> PROVIDED INFORMATION
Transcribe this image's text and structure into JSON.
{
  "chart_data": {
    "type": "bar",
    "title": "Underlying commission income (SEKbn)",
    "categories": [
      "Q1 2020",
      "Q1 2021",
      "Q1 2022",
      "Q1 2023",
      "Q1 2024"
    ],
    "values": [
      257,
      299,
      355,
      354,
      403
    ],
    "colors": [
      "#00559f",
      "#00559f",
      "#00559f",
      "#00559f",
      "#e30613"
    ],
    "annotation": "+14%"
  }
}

> TASK DESCRIPTION
Copy the data above in full, character for character.

> TASK RESPONSE
Transcribe this image's text and structure into JSON.
{
  "chart_data": {
    "type": "bar",
    "title": "Underlying commission income (SEKbn)",
    "categories": [
      "Q1 2020",
      "Q1 2021",
      "Q1 2022",
      "Q1 2023",
      "Q1 2024"
    ],
    "values": [
      257,
      299,
      355,
      354,
      403
    ],
    "colors": [
      "#00559f",
      "#00559f",
      "#00559f",
      "#00559f",
      "#e30613"
    ],
    "annotation": "+14%"
  }
}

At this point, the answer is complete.